Fred Wagner
Was tun, wenn es nichts zu tun gibt? Mit dieser Frage müssen sich nicht nur Strandkorbvermieter an Nord- und Ostsee regelmäßig auseinandersetzen. Auch in den besten Büros ist nicht ständig Hochkonjunktur. Bevor man wieder Wind in den Segeln spürt, sollten freie Kapazitäten für vernachlässigte Ideen, langfristige Projekte oder Dinge genutzt werden, zu denen in hektischeren Phasen oft keine Zeit bleibt.
Keine Aufträge? Es gibt viel zu tun!
Frank Hüpperling von A+O Architekten in Berlin kennt das Problem, ohne Aufträge dazustehen. Vor elf Jahren hatte er sich mit seinem Partner Stephan Vieweger mit einem lukrativen Bauprojekt selbstständig gemacht. Nach einer erfolgreichen Startphase wurden die Aufträge knapp. Es folgten vier richtig schlechte Jahre, bis es wieder aufwärts ging, berichtet der Berliner. „Wir hatten es versäumt, in guten Zeiten weiter zu akquirieren.“
In guten wie in schlechten Zeiten sei es ganz wichtig, das Büro bei Kunden zwei- bis dreimal pro Jahr in Erinnerung zu bringen. Zum Beispiel mit einer Einladung zu einem Bürofest, zum Tag des offenen Büros oder zu anderen Anlässen. Auch ehrenamtliche Arbeit schaffe Kontakte und erweitere den Blick über den Tellerrand. So ist Hüpperling nicht nur in der Berliner Architektenkammer aktiv, sondern auch in drei Unternehmensverbänden. Der 45-Jährige ist davon überzeugt, dass gute Öffentlichkeitsarbeit mit einem langen Atem wesentlich zum Erfolg beiträgt. In Krisen habe man auch dafür besonders viel Zeit. Und auch dafür, die Bürostruktur auf den Prüfstand zu stellen oder Kenndaten für die eigene Wirtschaftlichkeit aufzuarbeiten. Eine wichtige Hilfe, Krisenzeiten besser zu überstehen, ist eine Büropartnerschaft. Hüpperling: „Einzelkämpfer müssen mit den Problemen allein fertig werden.“
Wer jedoch Partner hat, kann gemeinsam nach Lösungen suchen.

» AUFGABEN:
1. Nennen Sie alles, wofür laut dem Artikel über Flauten im Büro freie Kapazitäten genutzt werden sollten.
2. Erklären Sie in ein bis drei Sätzen, warum eine Büropartnerschaft laut dem Artikel über Flauten im Büro hilft, Krisenzeiten besser zu überstehen.
3. Greifen Sie den Artikel über Flauten im Büro nach seinem letzten Satz auf und schreiben Sie ihn weiter.

» DATEN:
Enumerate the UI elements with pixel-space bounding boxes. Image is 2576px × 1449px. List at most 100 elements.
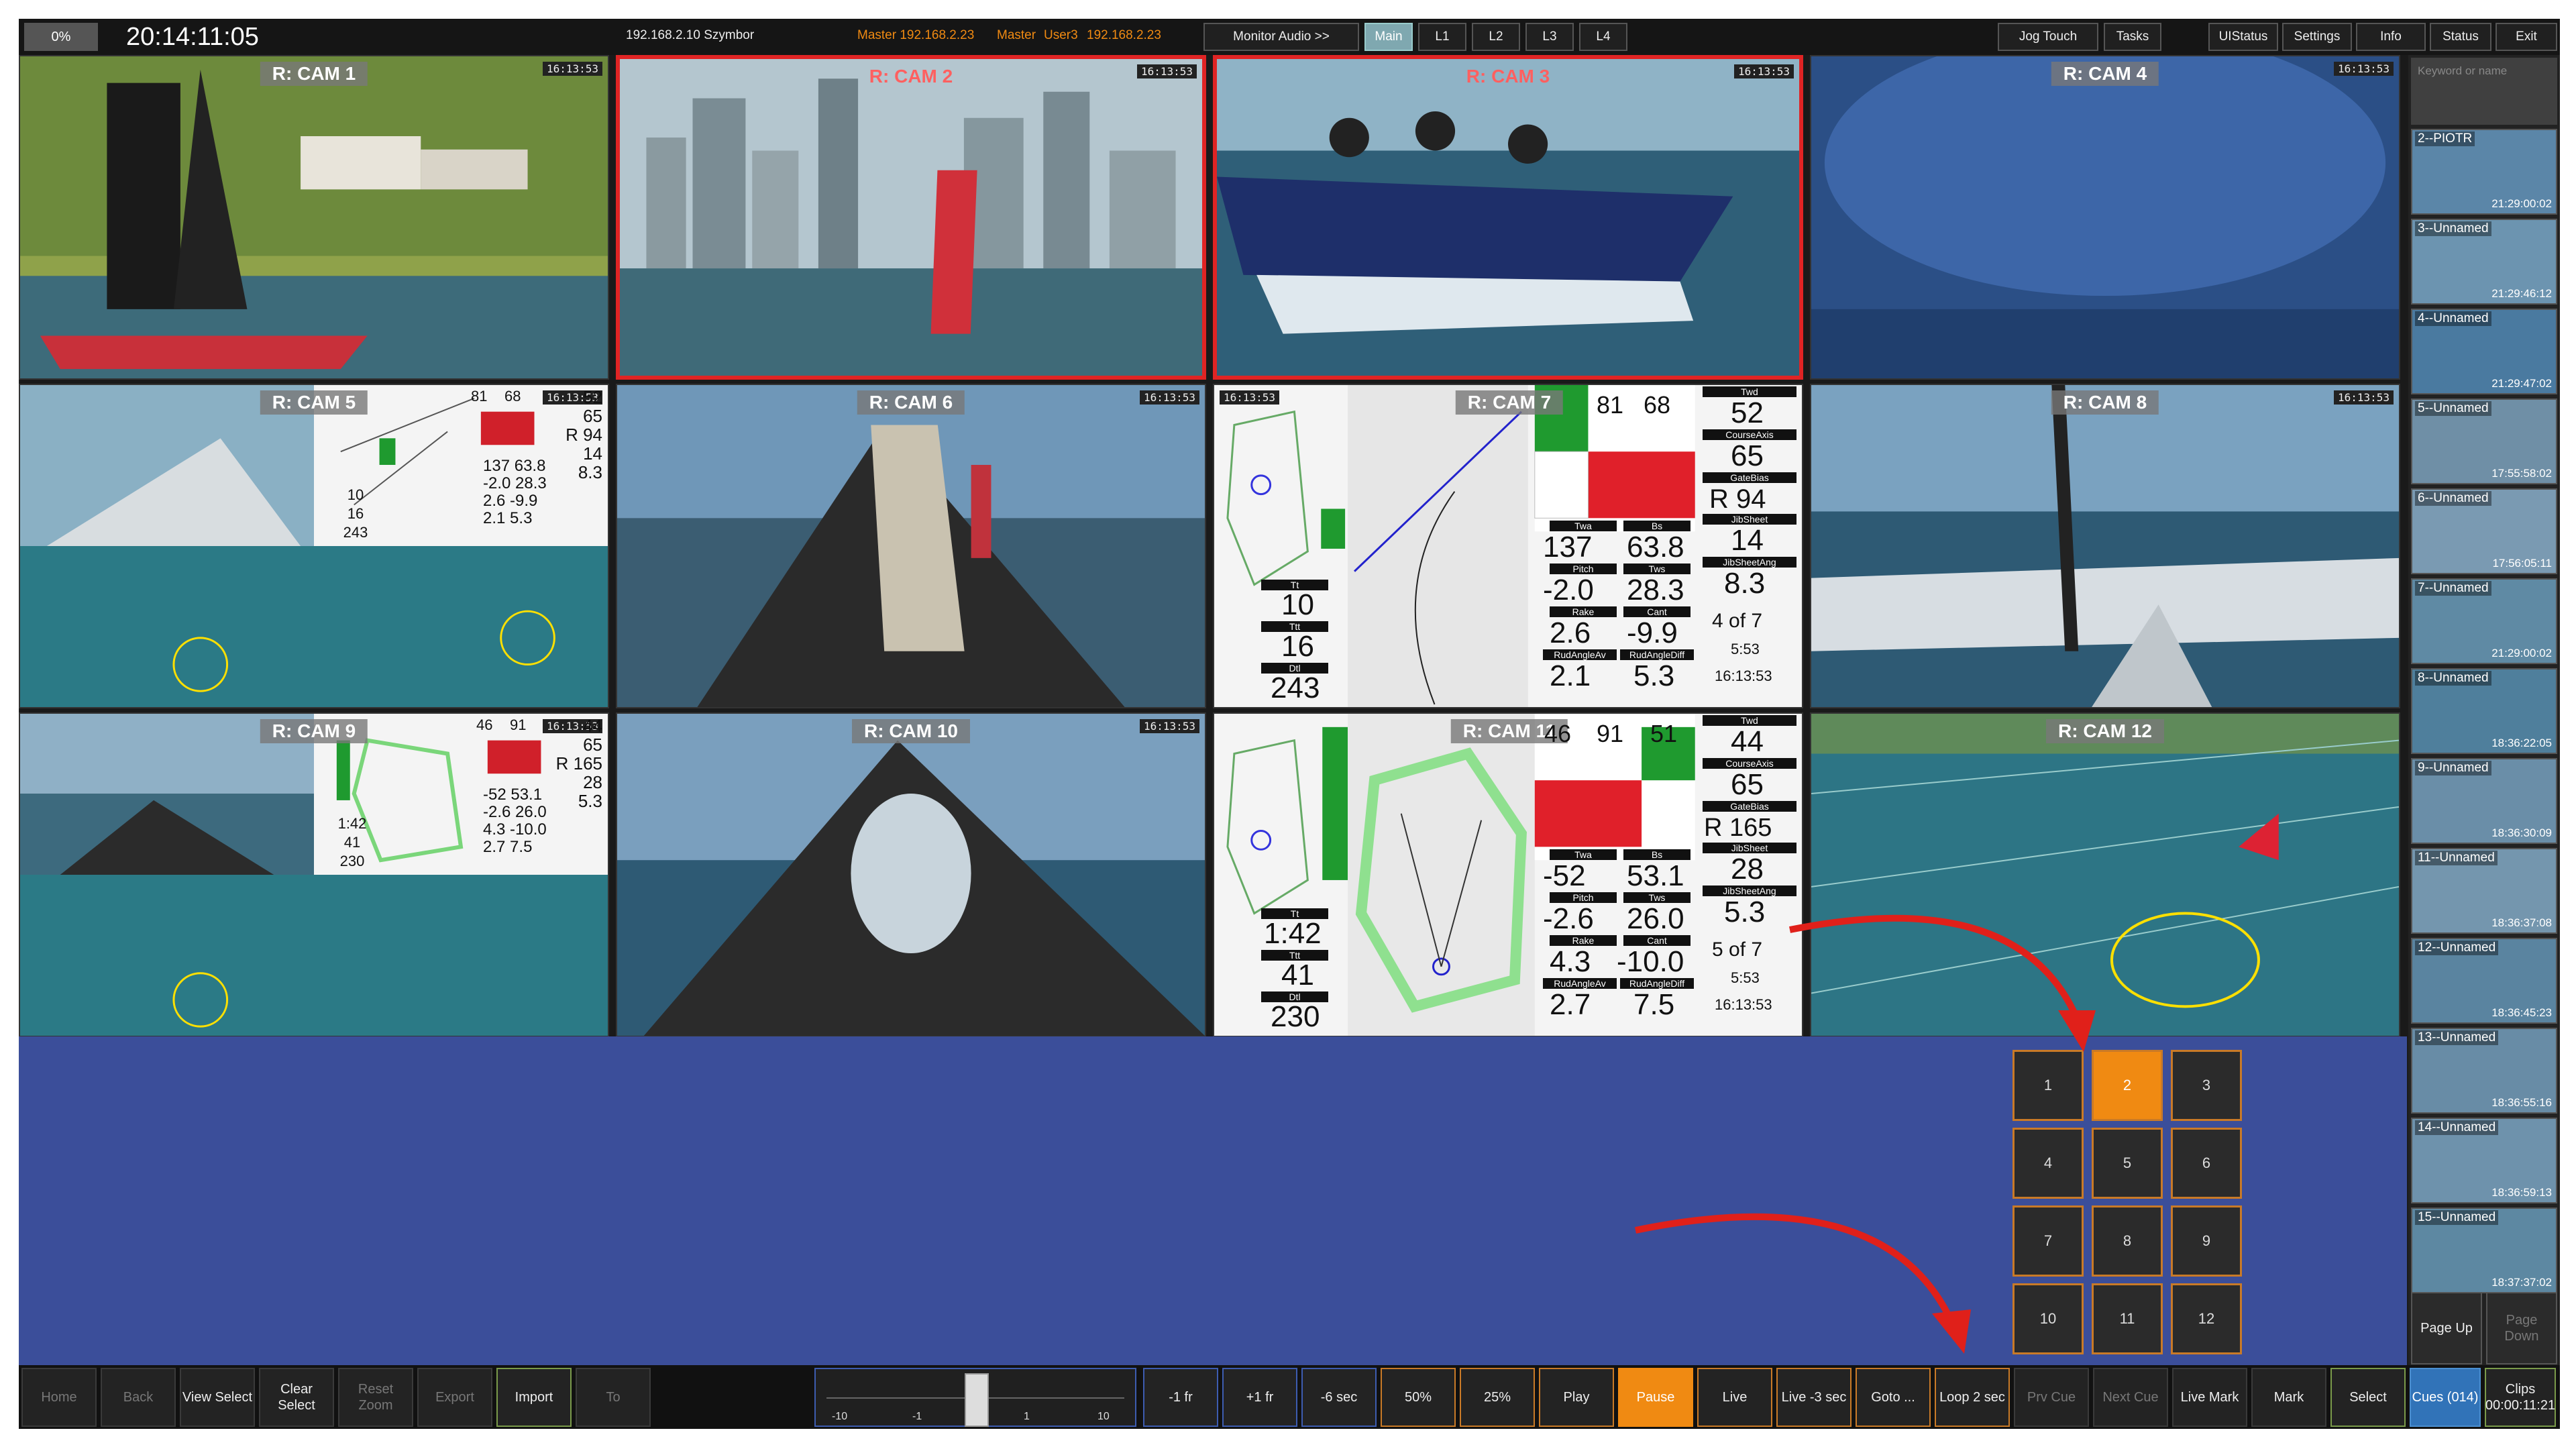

» ERGEBNISSE JE AUFGABE:
1.
- vernachlässigte Ideen
- langfristige Projekte
- Dinge, zu denen in hektischeren Phasen oft keine Zeit bleibt

2. Einzelkämpfer müssen mit den Problemen allein fertig werden. Wer dagegen Partner hat, kann gemeinsam mit ihnen nach Lösungen suchen.

3.
Auch Oliver Platz empfiehlt, freie Zeit im Büro für die Suche nach potenziellen Kooperationspartnern zu nutzen. „Ich kann jedem Kollegen empfehlen, sich offensiv umzuhören, zum Beispiel über die Kammer, über Berufsverbände oder Ausstellungen – wo immer man mit Kollegen über Arbeitsschwerpunkte oder Büroauslastungen reden kann“, sagt der Mitbegründer von Gruppe OMP Architekten aus Bremen. Wer das mache, dem würden bei Bedarf schnell Leute für die Zusammenarbeit einfallen.
Nicht zuletzt kann man so zu neuen Aufträgen kommen. Platz: „Wir sind immer auf der Suche nach Kollegen und fachfremden Personen, die zu uns passen und mit denen wir gemeinsam Projekte bearbeiten können.“ Mit dieser Bürophilosophie hat das Bremer Büro gute Erfahrungen gemacht. Regelmäßig bildet OMP Architekten Arbeitsgemeinschaften. Zuletzt waren sie damit beim Wettbewerb zum Pelikan-Viertel in Hannover erfolgreich.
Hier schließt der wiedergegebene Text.